[Task statement] Determine the number of lines where "title" occurs and reply with that number by itself.

[Figure content listings]
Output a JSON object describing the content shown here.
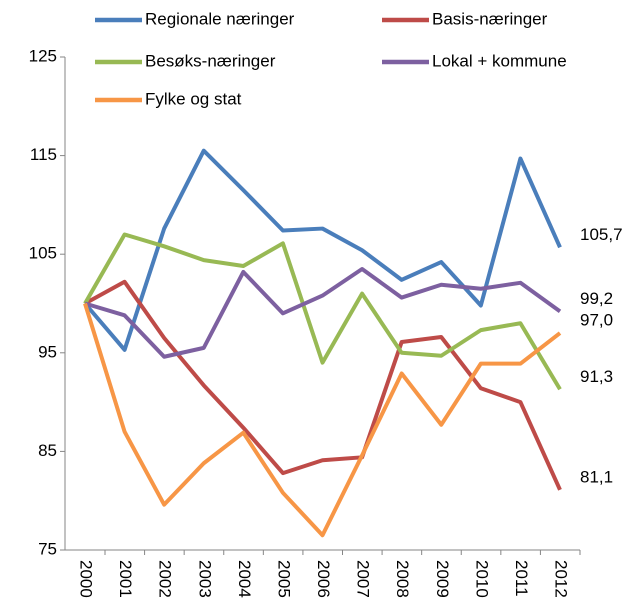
{
  "chart_data": {
    "type": "line",
    "categories": [
      "2000",
      "2001",
      "2002",
      "2003",
      "2004",
      "2005",
      "2006",
      "2007",
      "2008",
      "2009",
      "2010",
      "2011",
      "2012"
    ],
    "ylim": [
      75,
      125
    ],
    "yticks": [
      75,
      85,
      95,
      105,
      115,
      125
    ],
    "series": [
      {
        "name": "Regionale næringer",
        "color": "#4a7ebb",
        "values": [
          100,
          95.3,
          107.6,
          115.5,
          111.5,
          107.4,
          107.6,
          105.4,
          102.4,
          104.2,
          99.8,
          114.7,
          105.7
        ],
        "value_labels": [
          null,
          null,
          null,
          null,
          null,
          null,
          null,
          null,
          null,
          null,
          null,
          null,
          "105,7"
        ]
      },
      {
        "name": "Basis-næringer",
        "color": "#be4b48",
        "values": [
          100,
          102.2,
          96.5,
          91.7,
          87.4,
          82.8,
          84.1,
          84.4,
          96.1,
          96.6,
          91.4,
          90.0,
          81.1
        ],
        "value_labels": [
          null,
          null,
          null,
          null,
          null,
          null,
          null,
          null,
          null,
          null,
          null,
          null,
          "81,1"
        ]
      },
      {
        "name": "Besøks-næringer",
        "color": "#98b954",
        "values": [
          100,
          107.0,
          105.8,
          104.4,
          103.8,
          106.1,
          94.0,
          101.0,
          95.0,
          94.7,
          97.3,
          98.0,
          91.3
        ],
        "value_labels": [
          null,
          null,
          null,
          null,
          null,
          null,
          null,
          null,
          null,
          null,
          null,
          null,
          "91,3"
        ]
      },
      {
        "name": "Lokal + kommune",
        "color": "#7d60a0",
        "values": [
          100,
          98.8,
          94.6,
          95.5,
          103.2,
          99.0,
          100.8,
          103.5,
          100.6,
          101.9,
          101.5,
          102.1,
          99.2
        ],
        "value_labels": [
          null,
          null,
          null,
          null,
          null,
          null,
          null,
          null,
          null,
          null,
          null,
          null,
          "99,2"
        ]
      },
      {
        "name": "Fylke og stat",
        "color": "#f79646",
        "values": [
          100,
          87.0,
          79.6,
          83.8,
          86.9,
          80.8,
          76.5,
          84.6,
          92.9,
          87.7,
          93.9,
          93.9,
          97.0
        ],
        "value_labels": [
          null,
          null,
          null,
          null,
          null,
          null,
          null,
          null,
          null,
          null,
          null,
          null,
          "97,0"
        ]
      }
    ]
  }
}
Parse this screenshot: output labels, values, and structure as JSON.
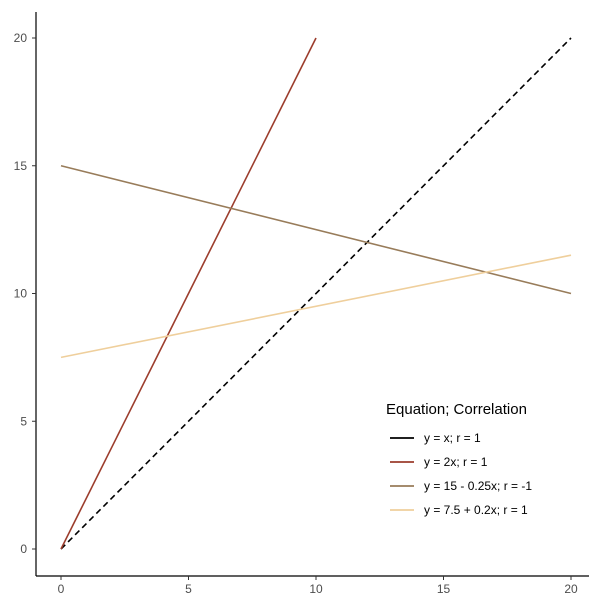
{
  "chart_data": {
    "type": "line",
    "xlim": [
      0,
      20
    ],
    "ylim": [
      0,
      20
    ],
    "x_ticks": [
      0,
      5,
      10,
      15,
      20
    ],
    "y_ticks": [
      0,
      5,
      10,
      15,
      20
    ],
    "x_tick_labels": [
      "0",
      "5",
      "10",
      "15",
      "20"
    ],
    "y_tick_labels": [
      "0",
      "5",
      "10",
      "15",
      "20"
    ],
    "grid": false,
    "legend": {
      "title": "Equation; Correlation",
      "placement": "bottom-right"
    },
    "series": [
      {
        "name": "y = x; r = 1",
        "color": "#000000",
        "dash": "dashed",
        "x": [
          0,
          20
        ],
        "y": [
          0,
          20
        ]
      },
      {
        "name": "y = 2x; r = 1",
        "color": "#9c3d2d",
        "dash": "solid",
        "x": [
          0,
          10
        ],
        "y": [
          0,
          20
        ]
      },
      {
        "name": "y = 15 - 0.25x; r = -1",
        "color": "#987c5a",
        "dash": "solid",
        "x": [
          0,
          20
        ],
        "y": [
          15,
          10
        ]
      },
      {
        "name": "y = 7.5 + 0.2x; r = 1",
        "color": "#efcf9c",
        "dash": "solid",
        "x": [
          0,
          20
        ],
        "y": [
          7.5,
          11.5
        ]
      }
    ]
  }
}
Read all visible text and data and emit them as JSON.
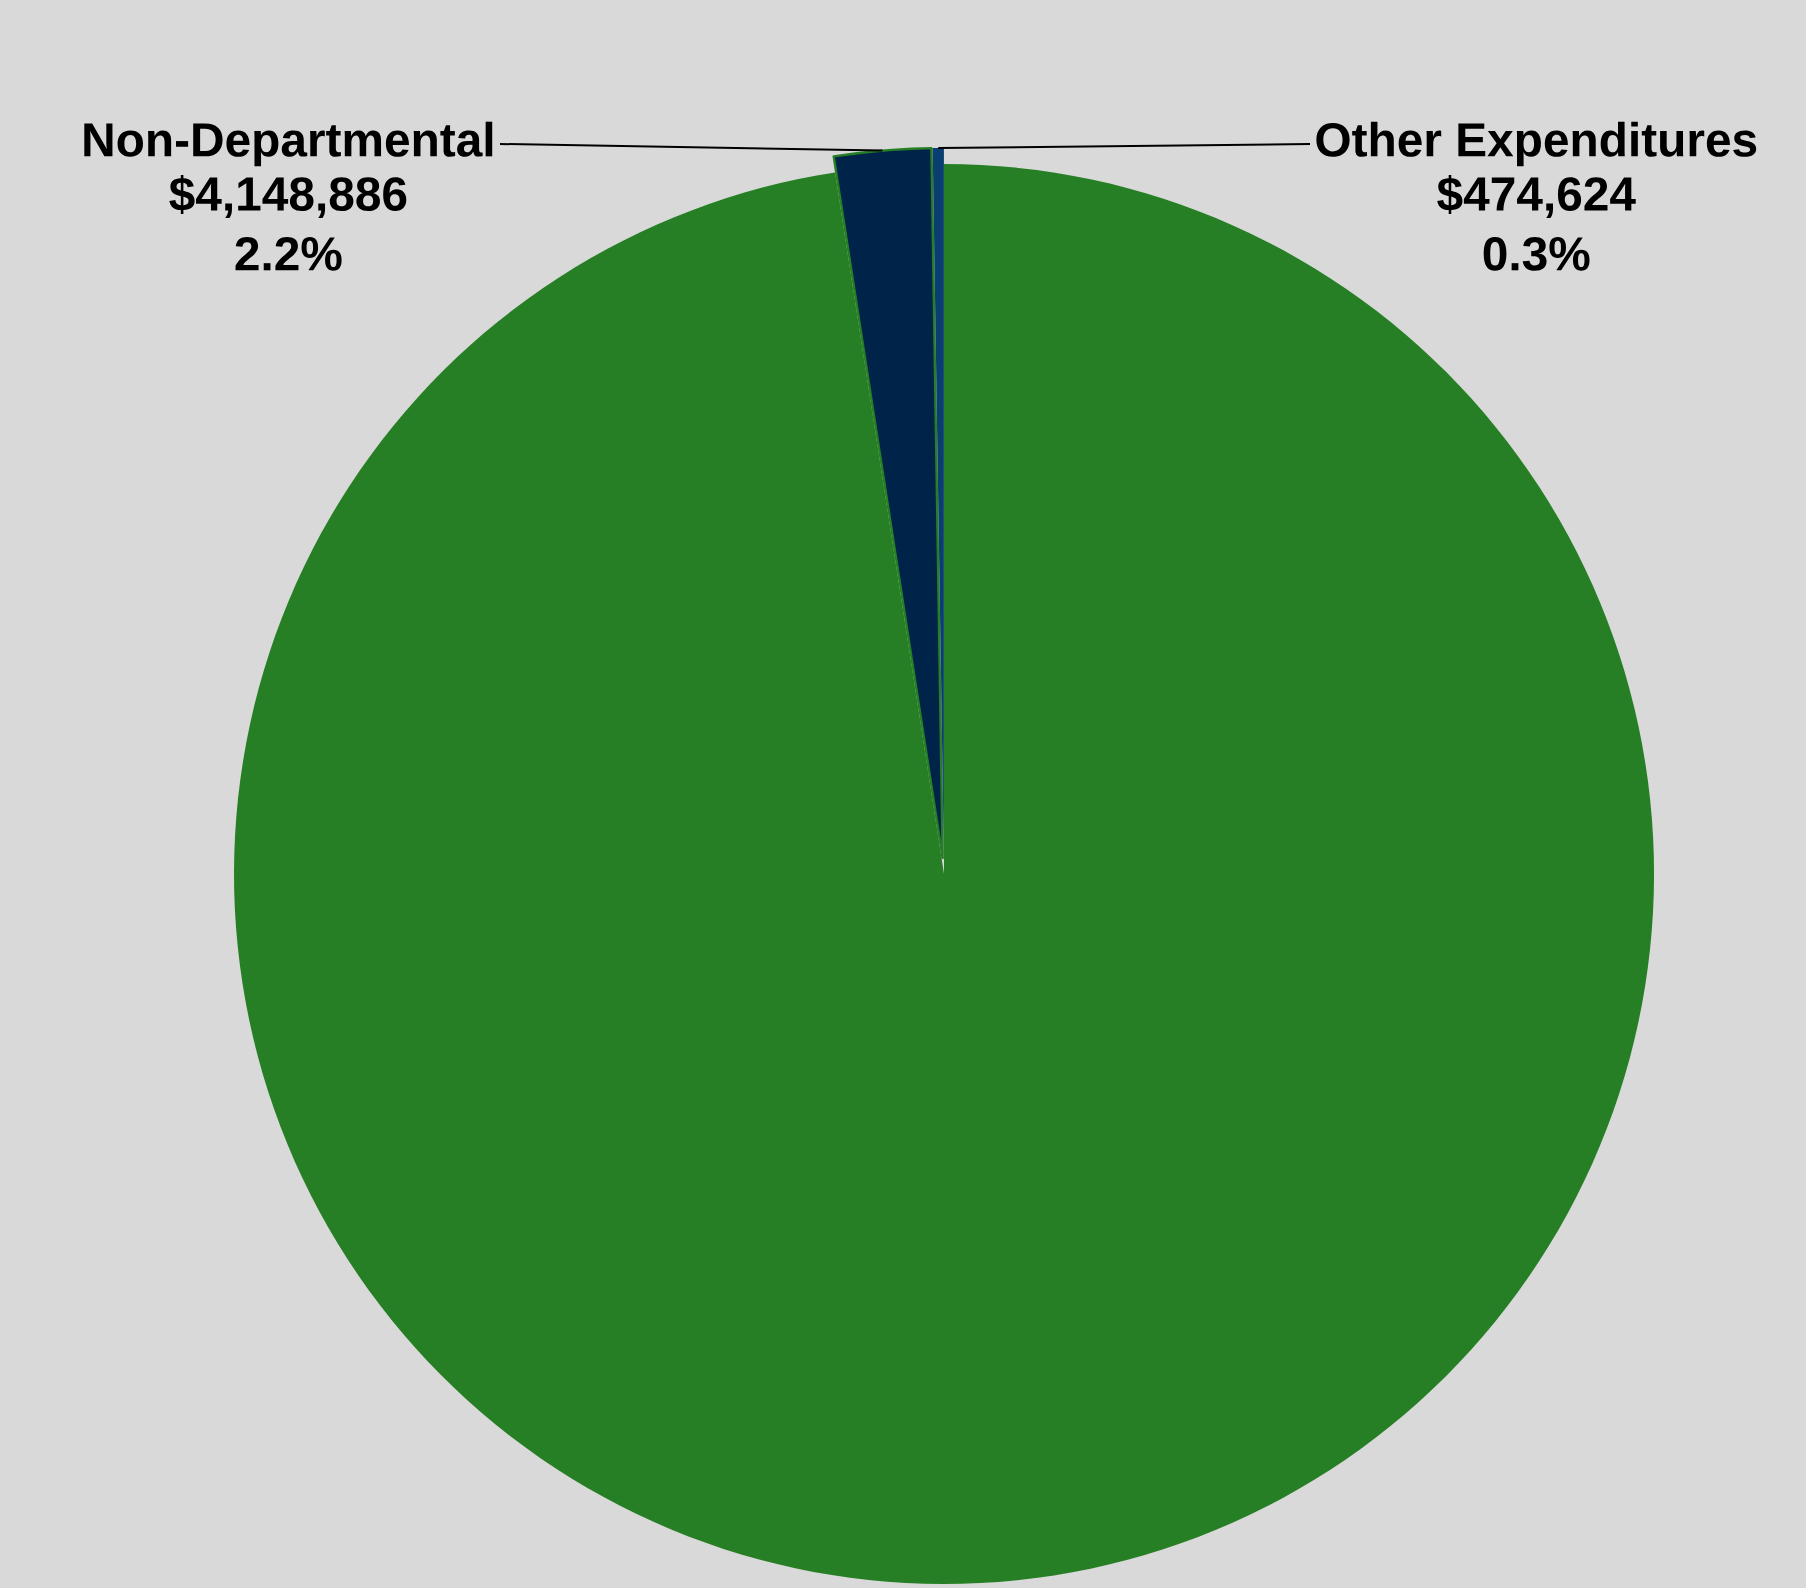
{
  "chart_data": {
    "type": "pie",
    "categories": [
      null,
      "Non-Departmental",
      "Other Expenditures"
    ],
    "values": [
      183962000,
      4148886,
      474624
    ],
    "colors": [
      "#267f24",
      "#00234a",
      "#0a3d70"
    ],
    "value_labels": [
      null,
      "$4,148,886",
      "$474,624"
    ],
    "annotations": [
      "2.2%",
      "0.3%"
    ]
  }
}
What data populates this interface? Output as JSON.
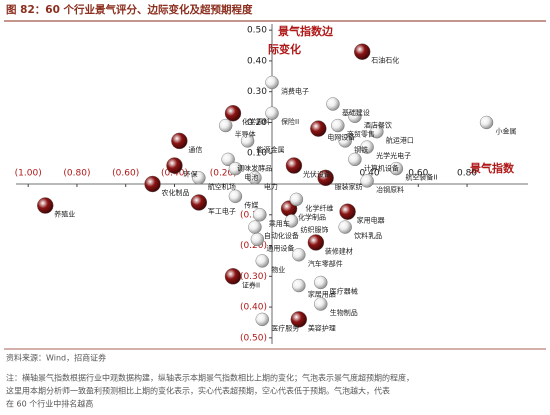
{
  "chart_data": {
    "type": "scatter",
    "title": "图 82：60 个行业景气评分、边际变化及超预期程度",
    "x_label": "景气指数",
    "y_label": [
      "景气指数边",
      "际变化"
    ],
    "source": "资料来源：Wind，招商证券",
    "note": [
      "注：横轴景气指数根据行业中观数据构建，纵轴表示本期景气指数相比上期的变化；气泡表示景气度超预期的程度，",
      "这里用本期分析师一致盈利预测相比上期的变化表示，实心代表超预期，空心代表低于预期。气泡越大，代表",
      "在 60 个行业中排名越高"
    ],
    "xlim": [
      -1.05,
      1.05
    ],
    "ylim": [
      -0.52,
      0.52
    ],
    "xticks": [
      {
        "value": -1,
        "label": "(1.00)"
      },
      {
        "value": -0.8,
        "label": "(0.80)"
      },
      {
        "value": -0.6,
        "label": "(0.60)"
      },
      {
        "value": -0.4,
        "label": "(0.40)"
      },
      {
        "value": -0.2,
        "label": "(0.20)"
      },
      {
        "value": 0.4,
        "label": "0.40"
      },
      {
        "value": 0.6,
        "label": "0.60"
      },
      {
        "value": 0.8,
        "label": "0.80"
      }
    ],
    "yticks": [
      {
        "value": 0.5,
        "label": "0.50"
      },
      {
        "value": 0.4,
        "label": "0.40"
      },
      {
        "value": 0.3,
        "label": "0.30"
      },
      {
        "value": 0.2,
        "label": "0.20"
      },
      {
        "value": 0.1,
        "label": "0.10"
      },
      {
        "value": -0.1,
        "label": "(0.10)"
      },
      {
        "value": -0.2,
        "label": "(0.20)"
      },
      {
        "value": -0.3,
        "label": "(0.30)"
      },
      {
        "value": -0.4,
        "label": "(0.40)"
      },
      {
        "value": -0.5,
        "label": "(0.50)"
      }
    ],
    "series": [
      {
        "color": "#8b1414",
        "labels": [
          "石油石化",
          "化学原料",
          "通信",
          "环保",
          "农化制品",
          "养殖业",
          "军工电子",
          "证券II",
          "美容护理",
          "装修建材",
          "家用电器",
          "电网设备",
          "光伏设备",
          "化学制品",
          "服装家纺"
        ],
        "x": [
          0.37,
          -0.16,
          -0.38,
          -0.4,
          -0.49,
          -0.93,
          -0.3,
          -0.16,
          0.11,
          0.18,
          0.31,
          0.19,
          0.09,
          0.07,
          0.22
        ],
        "values": [
          0.43,
          0.23,
          0.14,
          0.06,
          0.0,
          -0.07,
          -0.06,
          -0.3,
          -0.44,
          -0.19,
          -0.09,
          0.18,
          0.06,
          -0.08,
          0.02
        ]
      },
      {
        "color": "#eeeeee",
        "labels": [
          "小金属",
          "消费电子",
          "基础建设",
          "酒店餐饮",
          "航运港口",
          "商贸零售",
          "钢铁",
          "光学光电子",
          "计算机设备",
          "航空装备II",
          "保险II",
          "能源金属",
          "调味发酵品",
          "航空机场",
          "电池",
          "传媒",
          "电力",
          "冶钢原料",
          "饮料乳品",
          "医疗器械",
          "生物制品",
          "医疗服务",
          "汽车零部件",
          "家居用品",
          "物业",
          "通用设备",
          "自动化设备",
          "乘用车",
          "纺织服饰",
          "化学纤维",
          "半导体"
        ],
        "x": [
          0.88,
          0.0,
          0.25,
          0.34,
          0.43,
          0.27,
          0.3,
          0.39,
          0.34,
          0.51,
          0.0,
          -0.1,
          -0.18,
          -0.3,
          -0.15,
          -0.15,
          -0.07,
          0.39,
          0.3,
          0.2,
          0.2,
          -0.04,
          0.11,
          0.11,
          -0.04,
          -0.06,
          -0.07,
          -0.05,
          0.08,
          0.1,
          -0.19
        ],
        "values": [
          0.2,
          0.33,
          0.26,
          0.22,
          0.17,
          0.19,
          0.14,
          0.12,
          0.08,
          0.05,
          0.23,
          0.14,
          0.08,
          0.02,
          0.05,
          -0.04,
          0.02,
          0.01,
          -0.14,
          -0.32,
          -0.39,
          -0.44,
          -0.23,
          -0.33,
          -0.25,
          -0.18,
          -0.14,
          -0.1,
          -0.12,
          -0.05,
          0.19
        ]
      }
    ]
  }
}
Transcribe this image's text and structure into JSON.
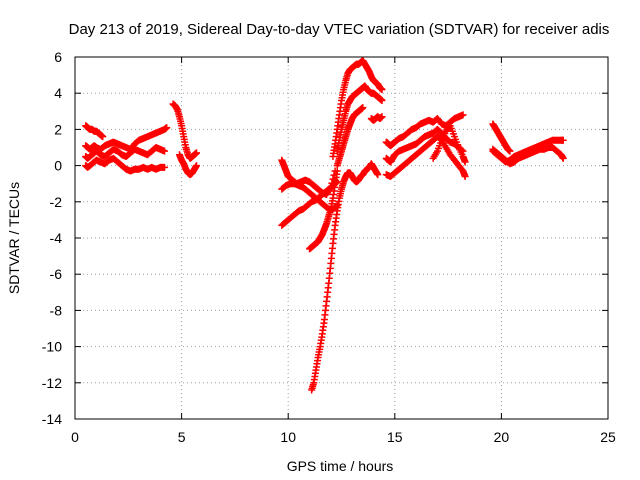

[Output] 2